## MATERIAL TO PROCESS
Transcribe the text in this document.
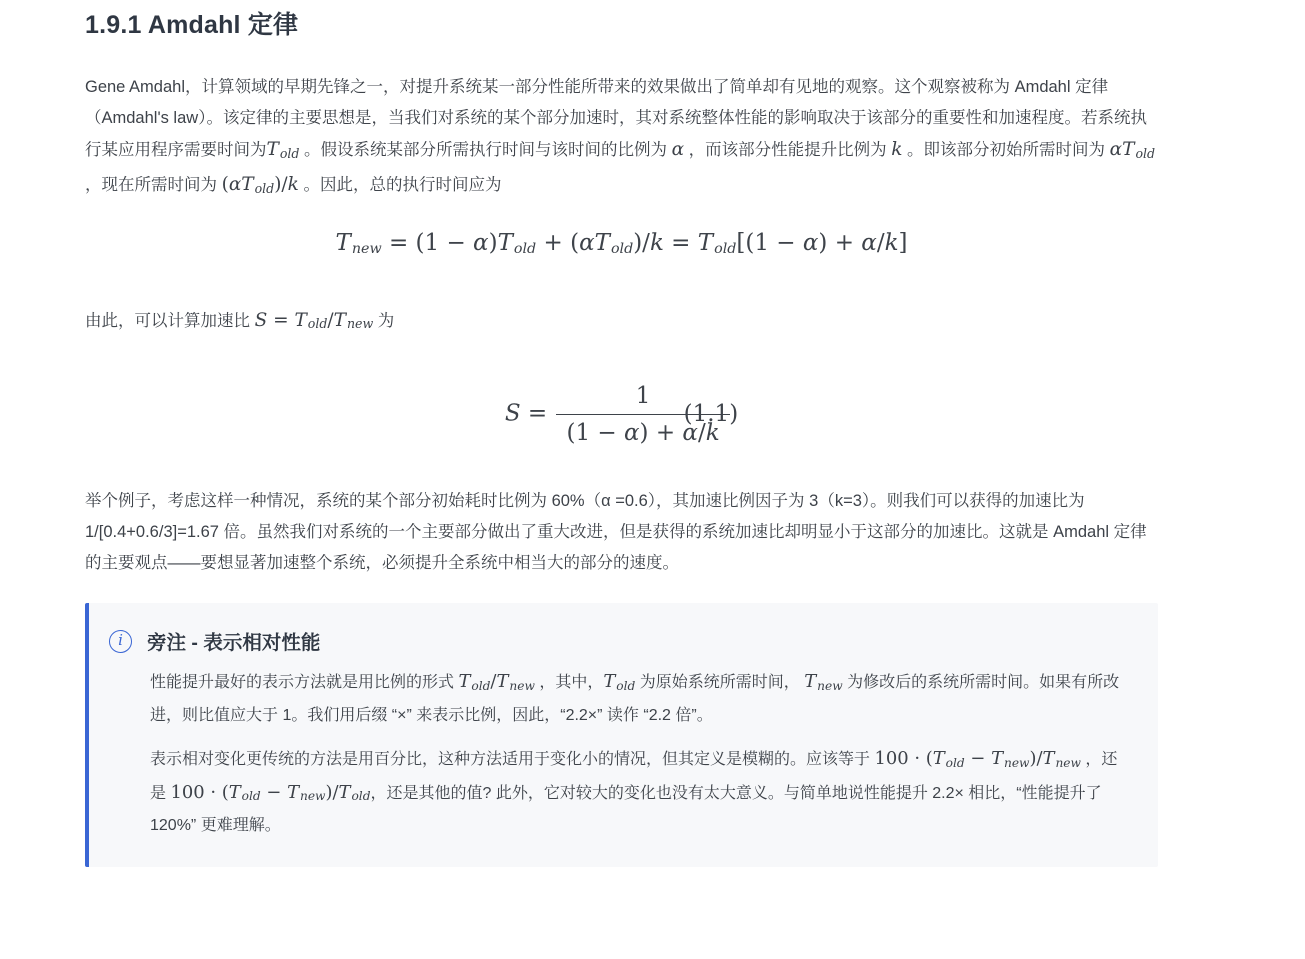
1.9.1 Amdahl 定律

Gene Amdahl，计算领域的早期先锋之一，对提升系统某一部分性能所带来的效果做出了简单却有见地的观察。这个观察被称为 Amdahl 定律（Amdahl's law）。该定律的主要思想是，当我们对系统的某个部分加速时，其对系统整体性能的影响取决于该部分的重要性和加速程度。若系统执行某应用程序需要时间为$T_{old}$ 。假设系统某部分所需执行时间与该时间的比例为 α ，而该部分性能提升比例为 k 。即该部分初始所需时间为 $\alpha T_{old}$ ，现在所需时间为 $(\alpha T_{old})/k$ 。因此，总的执行时间应为

$T_{new} = (1 - \alpha)T_{old} + (\alpha T_{old})/k = T_{old}[(1 - \alpha) + \alpha/k]$

由此，可以计算加速比 $S = T_{old}/T_{new}$ 为

$S = \frac{1}{(1 - \alpha) + \alpha/k}$
(1.1)

举个例子，考虑这样一种情况，系统的某个部分初始耗时比例为 60%（α =0.6），其加速比例因子为 3（k=3）。则我们可以获得的加速比为 1/[0.4+0.6/3]=1.67 倍。虽然我们对系统的一个主要部分做出了重大改进，但是获得的系统加速比却明显小于这部分的加速比。这就是 Amdahl 定律的主要观点——要想显著加速整个系统，必须提升全系统中相当大的部分的速度。

i	旁注 - 表示相对性能

性能提升最好的表示方法就是用比例的形式 $T_{old}/T_{new}$ ，其中，$T_{old}$ 为原始系统所需时间， $T_{new}$ 为修改后的系统所需时间。如果有所改进，则比值应大于 1。我们用后缀 “×” 来表示比例，因此，“2.2×” 读作 “2.2 倍”。

表示相对变化更传统的方法是用百分比，这种方法适用于变化小的情况，但其定义是模糊的。应该等于 $100 \cdot (T_{old} - T_{new})/T_{new}$ ，还是 $100 \cdot (T_{old} - T_{new})/T_{old}$，还是其他的值? 此外，它对较大的变化也没有太大意义。与简单地说性能提升 2.2× 相比，“性能提升了 120%” 更难理解。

## WHAT YOU NEED TO DO
Using the entries above, return each line in which the word "Amdahl" occurs.

## RESULT OF THIS TASK
1.9.1 Amdahl 定律
Gene Amdahl，计算领域的早期先锋之一，对提升系统某一部分性能所带来的效果做出了简单却有见地的观察。这个观察被称为 Amdahl 定律（Amdahl's law）。该定律的主要思想是，当我们对系统的某个部分加速时，其对系统整体性能的影响取决于该部分的重要性和加速程度。若系统执行某应用程序需要时间为$T_{old}$ 。假设系统某部分所需执行时间与该时间的比例为 α ，而该部分性能提升比例为 k 。即该部分初始所需时间为 $\alpha T_{old}$ ，现在所需时间为 $(\alpha T_{old})/k$ 。因此，总的执行时间应为
举个例子，考虑这样一种情况，系统的某个部分初始耗时比例为 60%（α =0.6），其加速比例因子为 3（k=3）。则我们可以获得的加速比为 1/[0.4+0.6/3]=1.67 倍。虽然我们对系统的一个主要部分做出了重大改进，但是获得的系统加速比却明显小于这部分的加速比。这就是 Amdahl 定律的主要观点——要想显著加速整个系统，必须提升全系统中相当大的部分的速度。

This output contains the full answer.